(Records that describe figures)
----

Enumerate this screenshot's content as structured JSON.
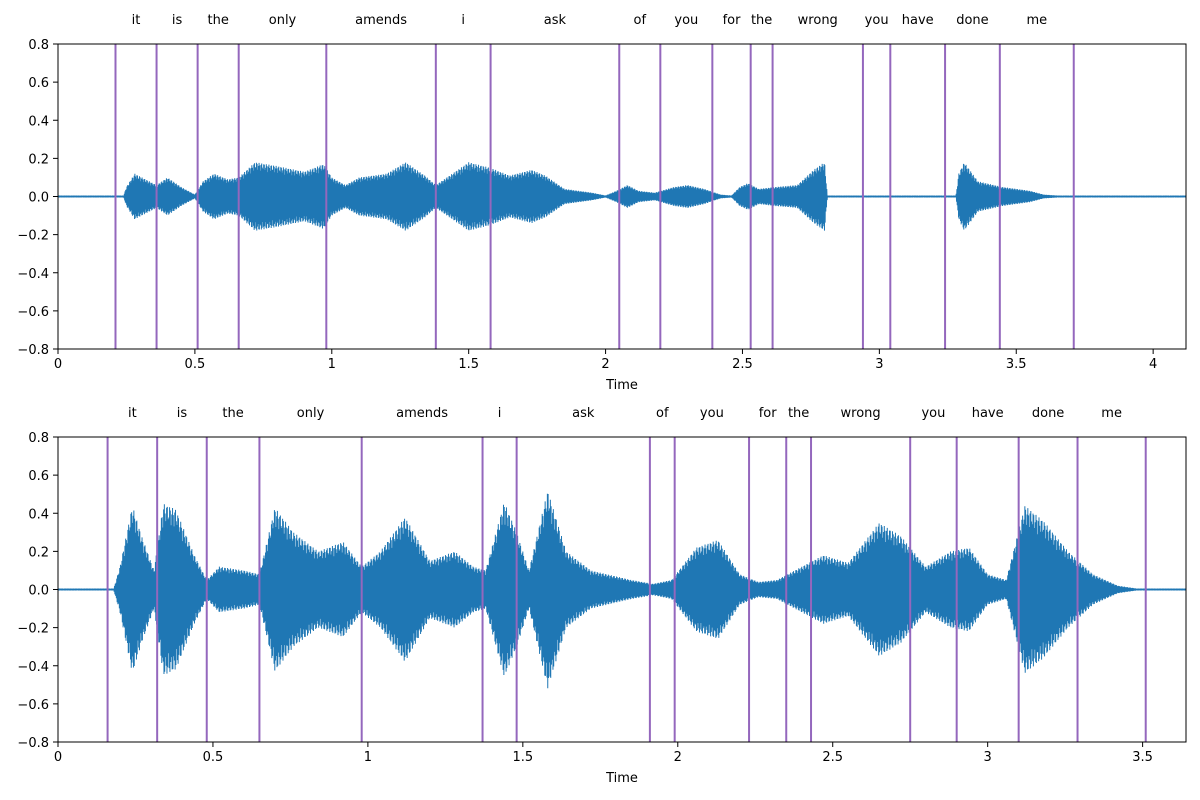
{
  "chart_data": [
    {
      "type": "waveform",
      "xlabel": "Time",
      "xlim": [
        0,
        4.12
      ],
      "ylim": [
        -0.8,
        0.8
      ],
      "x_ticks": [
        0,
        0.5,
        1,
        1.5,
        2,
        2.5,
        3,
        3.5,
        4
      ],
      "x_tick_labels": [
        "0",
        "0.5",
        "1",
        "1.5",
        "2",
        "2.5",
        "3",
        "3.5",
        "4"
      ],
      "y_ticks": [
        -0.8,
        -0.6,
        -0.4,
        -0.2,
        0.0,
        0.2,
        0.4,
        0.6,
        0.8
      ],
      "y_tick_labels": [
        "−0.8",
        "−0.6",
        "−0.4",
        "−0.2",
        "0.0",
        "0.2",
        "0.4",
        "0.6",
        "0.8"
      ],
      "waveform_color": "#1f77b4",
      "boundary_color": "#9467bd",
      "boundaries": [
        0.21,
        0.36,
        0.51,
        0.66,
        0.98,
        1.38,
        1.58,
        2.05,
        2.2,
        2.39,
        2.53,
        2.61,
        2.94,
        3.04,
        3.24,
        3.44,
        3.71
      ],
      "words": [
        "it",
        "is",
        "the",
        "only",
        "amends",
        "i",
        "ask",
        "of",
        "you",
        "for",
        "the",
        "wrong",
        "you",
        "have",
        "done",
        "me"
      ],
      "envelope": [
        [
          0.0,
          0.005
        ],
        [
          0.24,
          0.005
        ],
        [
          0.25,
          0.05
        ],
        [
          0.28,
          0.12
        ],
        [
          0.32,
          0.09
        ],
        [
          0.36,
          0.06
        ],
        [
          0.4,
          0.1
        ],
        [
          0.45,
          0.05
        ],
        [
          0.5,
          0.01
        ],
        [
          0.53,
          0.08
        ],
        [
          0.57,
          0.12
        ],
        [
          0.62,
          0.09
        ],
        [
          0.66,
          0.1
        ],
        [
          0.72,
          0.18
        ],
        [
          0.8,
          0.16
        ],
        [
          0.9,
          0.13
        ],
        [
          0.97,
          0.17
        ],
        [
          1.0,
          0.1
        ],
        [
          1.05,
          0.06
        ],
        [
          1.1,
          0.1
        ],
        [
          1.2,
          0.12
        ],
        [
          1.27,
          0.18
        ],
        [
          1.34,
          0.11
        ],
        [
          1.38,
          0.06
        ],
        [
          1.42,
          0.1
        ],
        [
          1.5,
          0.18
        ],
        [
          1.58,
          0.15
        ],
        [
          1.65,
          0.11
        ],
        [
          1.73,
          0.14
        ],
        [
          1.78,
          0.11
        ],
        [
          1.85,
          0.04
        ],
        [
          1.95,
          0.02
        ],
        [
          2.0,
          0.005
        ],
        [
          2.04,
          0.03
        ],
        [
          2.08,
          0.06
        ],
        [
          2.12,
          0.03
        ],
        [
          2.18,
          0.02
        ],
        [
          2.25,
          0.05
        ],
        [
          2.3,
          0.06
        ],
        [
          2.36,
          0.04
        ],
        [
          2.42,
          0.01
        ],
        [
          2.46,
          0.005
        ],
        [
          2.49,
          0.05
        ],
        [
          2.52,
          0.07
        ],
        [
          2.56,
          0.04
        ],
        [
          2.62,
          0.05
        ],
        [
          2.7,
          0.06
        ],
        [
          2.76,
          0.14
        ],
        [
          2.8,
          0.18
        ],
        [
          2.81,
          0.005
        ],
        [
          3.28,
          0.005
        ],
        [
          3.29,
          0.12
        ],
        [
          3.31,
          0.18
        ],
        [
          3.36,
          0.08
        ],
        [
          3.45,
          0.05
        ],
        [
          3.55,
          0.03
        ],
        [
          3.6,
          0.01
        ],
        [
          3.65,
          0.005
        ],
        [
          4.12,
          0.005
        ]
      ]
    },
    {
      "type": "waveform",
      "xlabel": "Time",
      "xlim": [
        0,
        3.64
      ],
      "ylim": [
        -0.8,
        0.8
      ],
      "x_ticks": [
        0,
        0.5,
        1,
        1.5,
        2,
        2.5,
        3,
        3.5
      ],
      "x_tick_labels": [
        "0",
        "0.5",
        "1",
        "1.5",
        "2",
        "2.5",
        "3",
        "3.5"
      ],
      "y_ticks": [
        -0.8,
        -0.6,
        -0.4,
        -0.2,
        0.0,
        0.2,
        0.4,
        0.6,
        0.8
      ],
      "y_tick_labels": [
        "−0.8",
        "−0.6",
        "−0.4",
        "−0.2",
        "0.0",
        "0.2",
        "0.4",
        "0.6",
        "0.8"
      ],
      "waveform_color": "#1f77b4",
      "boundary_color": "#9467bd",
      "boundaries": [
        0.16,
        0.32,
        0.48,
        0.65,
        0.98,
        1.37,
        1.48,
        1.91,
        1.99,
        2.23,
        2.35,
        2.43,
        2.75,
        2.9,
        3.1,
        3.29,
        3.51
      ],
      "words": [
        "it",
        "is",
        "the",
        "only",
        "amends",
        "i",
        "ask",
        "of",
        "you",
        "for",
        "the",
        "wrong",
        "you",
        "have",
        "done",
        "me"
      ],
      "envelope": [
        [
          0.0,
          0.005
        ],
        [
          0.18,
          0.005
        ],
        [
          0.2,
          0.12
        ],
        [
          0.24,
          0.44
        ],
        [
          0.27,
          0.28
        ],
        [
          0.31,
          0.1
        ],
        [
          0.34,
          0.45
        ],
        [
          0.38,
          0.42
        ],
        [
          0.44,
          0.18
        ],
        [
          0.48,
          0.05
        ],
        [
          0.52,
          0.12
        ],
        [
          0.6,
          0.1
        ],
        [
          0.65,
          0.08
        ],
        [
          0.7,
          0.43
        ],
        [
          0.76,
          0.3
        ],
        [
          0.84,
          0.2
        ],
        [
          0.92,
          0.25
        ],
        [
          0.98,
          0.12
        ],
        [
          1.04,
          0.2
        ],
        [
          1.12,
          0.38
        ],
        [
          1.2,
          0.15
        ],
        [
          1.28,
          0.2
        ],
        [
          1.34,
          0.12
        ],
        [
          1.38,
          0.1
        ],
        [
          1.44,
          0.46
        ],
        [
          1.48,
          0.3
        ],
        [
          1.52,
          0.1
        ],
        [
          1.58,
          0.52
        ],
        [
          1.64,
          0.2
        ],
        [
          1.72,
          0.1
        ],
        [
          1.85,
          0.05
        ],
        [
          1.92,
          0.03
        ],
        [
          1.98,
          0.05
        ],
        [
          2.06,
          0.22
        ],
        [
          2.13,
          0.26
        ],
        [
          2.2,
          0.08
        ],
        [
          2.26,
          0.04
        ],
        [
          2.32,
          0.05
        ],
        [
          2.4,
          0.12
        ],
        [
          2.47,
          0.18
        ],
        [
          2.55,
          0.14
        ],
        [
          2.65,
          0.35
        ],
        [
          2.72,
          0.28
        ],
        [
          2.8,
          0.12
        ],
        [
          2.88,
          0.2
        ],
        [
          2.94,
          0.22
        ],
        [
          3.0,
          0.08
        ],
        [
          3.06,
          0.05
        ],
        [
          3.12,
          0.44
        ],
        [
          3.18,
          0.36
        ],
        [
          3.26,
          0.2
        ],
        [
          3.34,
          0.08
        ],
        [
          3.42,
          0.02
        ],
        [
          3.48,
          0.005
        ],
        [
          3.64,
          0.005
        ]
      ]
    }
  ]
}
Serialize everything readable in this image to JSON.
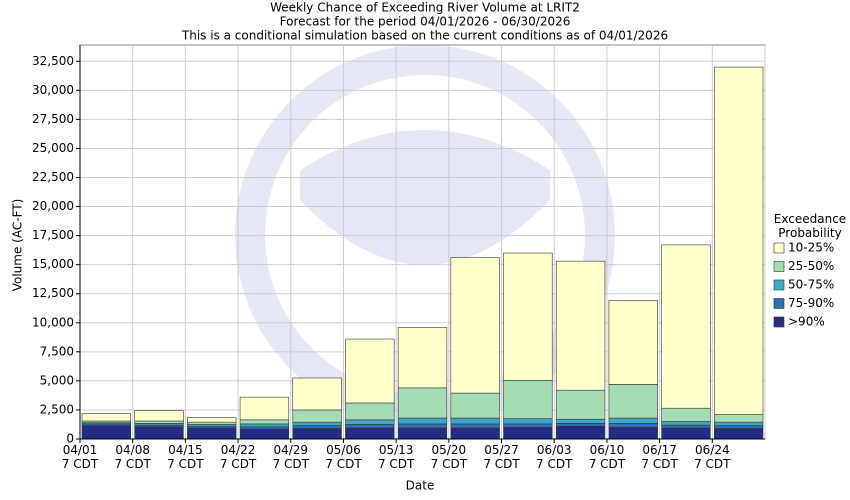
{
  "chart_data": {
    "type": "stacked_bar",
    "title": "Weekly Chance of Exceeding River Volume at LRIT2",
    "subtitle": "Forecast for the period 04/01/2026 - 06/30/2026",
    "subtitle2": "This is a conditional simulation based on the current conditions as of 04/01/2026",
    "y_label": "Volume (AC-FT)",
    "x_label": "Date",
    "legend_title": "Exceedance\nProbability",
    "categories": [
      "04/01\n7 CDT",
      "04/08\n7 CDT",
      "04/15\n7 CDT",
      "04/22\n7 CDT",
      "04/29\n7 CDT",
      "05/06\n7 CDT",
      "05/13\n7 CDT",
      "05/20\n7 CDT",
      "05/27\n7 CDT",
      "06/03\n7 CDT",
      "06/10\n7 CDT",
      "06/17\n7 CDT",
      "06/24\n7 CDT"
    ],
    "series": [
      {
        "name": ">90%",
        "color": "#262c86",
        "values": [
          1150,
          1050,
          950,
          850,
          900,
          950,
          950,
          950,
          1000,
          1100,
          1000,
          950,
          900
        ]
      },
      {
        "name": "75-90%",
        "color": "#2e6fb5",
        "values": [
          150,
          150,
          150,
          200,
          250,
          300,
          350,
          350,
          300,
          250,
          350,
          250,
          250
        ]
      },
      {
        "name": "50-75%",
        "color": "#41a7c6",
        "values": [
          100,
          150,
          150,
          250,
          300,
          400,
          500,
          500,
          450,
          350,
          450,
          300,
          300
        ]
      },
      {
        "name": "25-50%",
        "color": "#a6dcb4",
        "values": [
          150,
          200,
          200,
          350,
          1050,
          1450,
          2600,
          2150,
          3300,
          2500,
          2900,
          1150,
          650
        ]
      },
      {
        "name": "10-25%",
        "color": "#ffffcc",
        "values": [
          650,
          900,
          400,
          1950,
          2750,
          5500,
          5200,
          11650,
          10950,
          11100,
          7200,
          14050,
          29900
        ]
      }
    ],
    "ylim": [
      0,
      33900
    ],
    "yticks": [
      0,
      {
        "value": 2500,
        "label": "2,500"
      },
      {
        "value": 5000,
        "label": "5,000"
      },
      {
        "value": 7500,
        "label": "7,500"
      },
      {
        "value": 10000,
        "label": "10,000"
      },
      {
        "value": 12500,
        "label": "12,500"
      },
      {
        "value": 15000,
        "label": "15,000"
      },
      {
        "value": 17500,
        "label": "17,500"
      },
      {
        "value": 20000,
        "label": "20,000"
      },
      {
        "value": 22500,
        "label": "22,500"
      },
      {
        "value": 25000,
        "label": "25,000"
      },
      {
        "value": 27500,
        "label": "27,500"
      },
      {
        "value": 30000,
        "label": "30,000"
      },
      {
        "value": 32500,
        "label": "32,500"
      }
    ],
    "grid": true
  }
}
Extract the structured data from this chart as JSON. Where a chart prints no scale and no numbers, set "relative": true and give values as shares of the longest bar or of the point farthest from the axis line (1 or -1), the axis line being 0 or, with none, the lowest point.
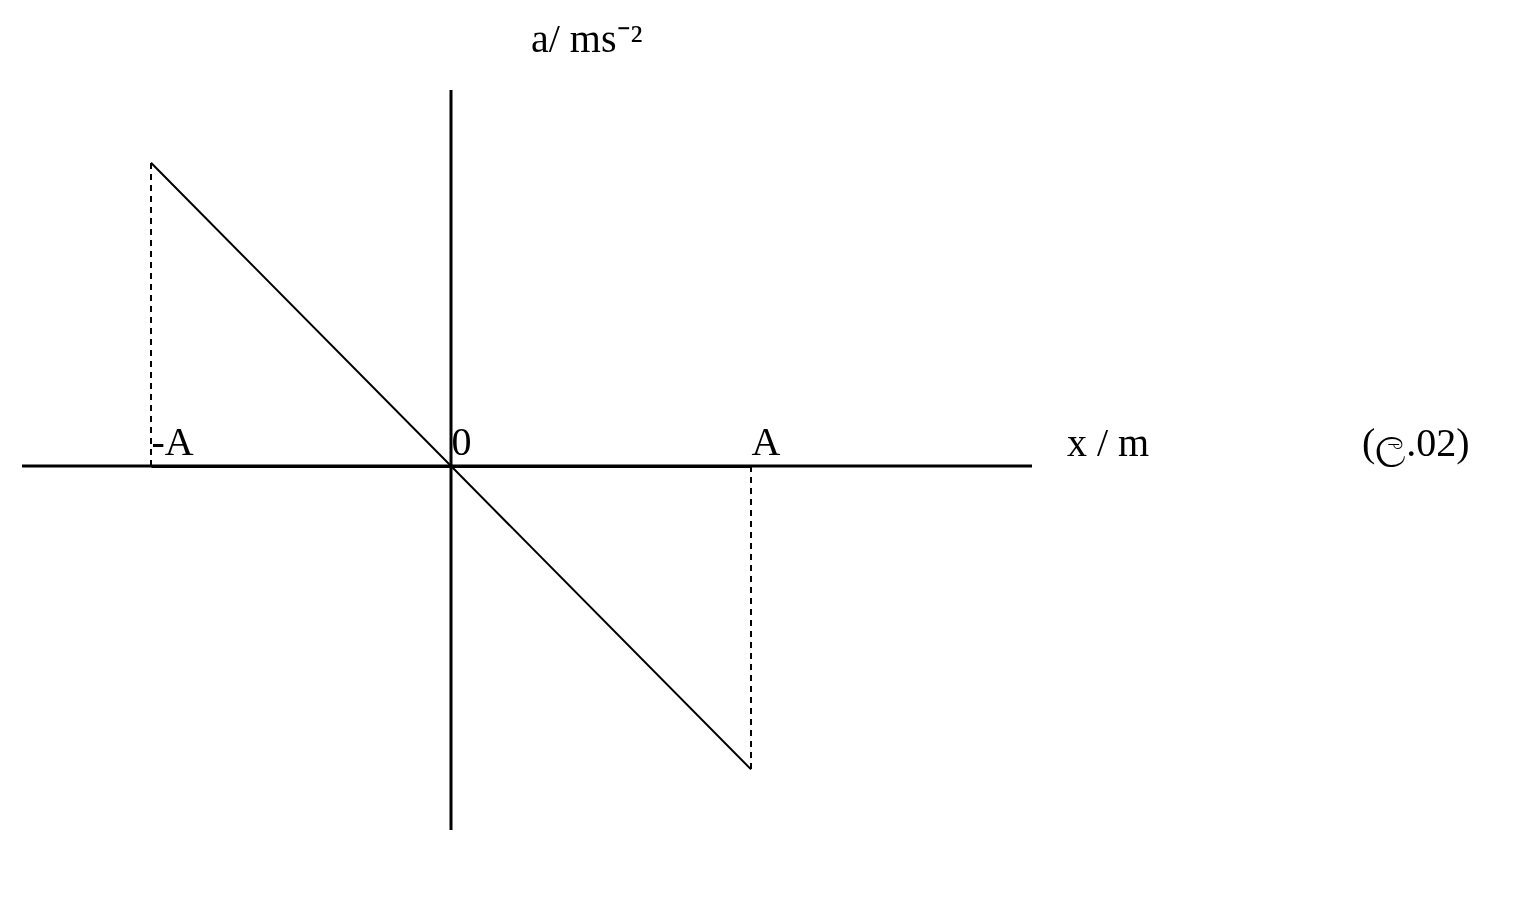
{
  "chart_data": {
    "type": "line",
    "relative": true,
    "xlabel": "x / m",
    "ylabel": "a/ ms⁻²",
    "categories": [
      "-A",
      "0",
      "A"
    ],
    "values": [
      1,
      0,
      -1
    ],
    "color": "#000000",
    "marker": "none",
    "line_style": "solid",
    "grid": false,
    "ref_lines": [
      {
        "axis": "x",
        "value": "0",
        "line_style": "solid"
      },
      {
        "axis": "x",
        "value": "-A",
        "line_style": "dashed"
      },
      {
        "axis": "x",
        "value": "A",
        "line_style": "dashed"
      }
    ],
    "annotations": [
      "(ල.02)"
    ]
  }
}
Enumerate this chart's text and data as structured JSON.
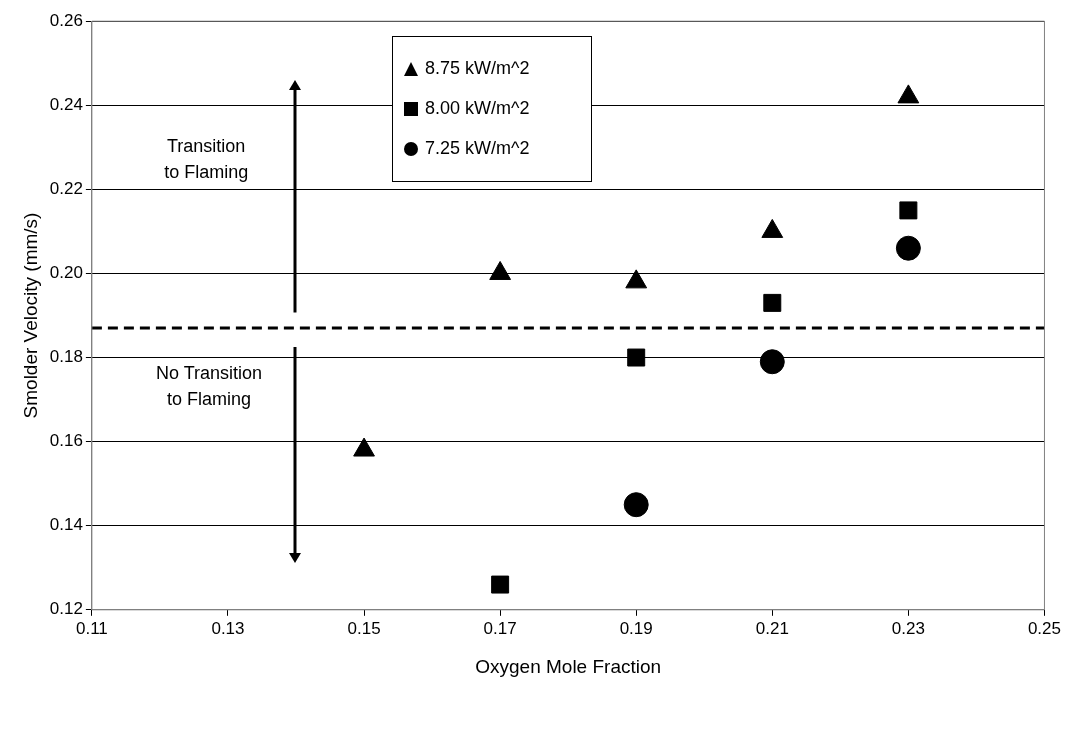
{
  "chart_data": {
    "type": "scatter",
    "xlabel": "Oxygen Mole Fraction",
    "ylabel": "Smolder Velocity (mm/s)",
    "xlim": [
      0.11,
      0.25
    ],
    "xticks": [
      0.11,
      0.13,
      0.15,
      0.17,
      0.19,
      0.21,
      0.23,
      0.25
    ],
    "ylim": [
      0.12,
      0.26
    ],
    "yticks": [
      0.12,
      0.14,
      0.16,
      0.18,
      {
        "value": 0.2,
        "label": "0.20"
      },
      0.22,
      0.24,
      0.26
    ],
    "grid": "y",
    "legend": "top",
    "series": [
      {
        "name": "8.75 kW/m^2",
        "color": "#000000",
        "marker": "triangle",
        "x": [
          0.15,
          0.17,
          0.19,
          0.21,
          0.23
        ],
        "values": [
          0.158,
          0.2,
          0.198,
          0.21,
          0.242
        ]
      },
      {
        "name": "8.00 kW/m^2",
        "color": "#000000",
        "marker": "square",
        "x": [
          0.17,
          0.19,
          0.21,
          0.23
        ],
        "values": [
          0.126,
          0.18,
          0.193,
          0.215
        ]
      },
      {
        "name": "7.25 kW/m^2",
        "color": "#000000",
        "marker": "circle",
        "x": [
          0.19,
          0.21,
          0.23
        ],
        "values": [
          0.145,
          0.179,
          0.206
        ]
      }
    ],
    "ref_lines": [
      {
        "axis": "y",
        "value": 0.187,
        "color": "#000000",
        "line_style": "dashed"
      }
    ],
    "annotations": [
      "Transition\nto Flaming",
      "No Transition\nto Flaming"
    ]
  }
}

----

■ Task details
Count the lines above that contain the word "name". Give only the number.

■ Reply to the exercise
8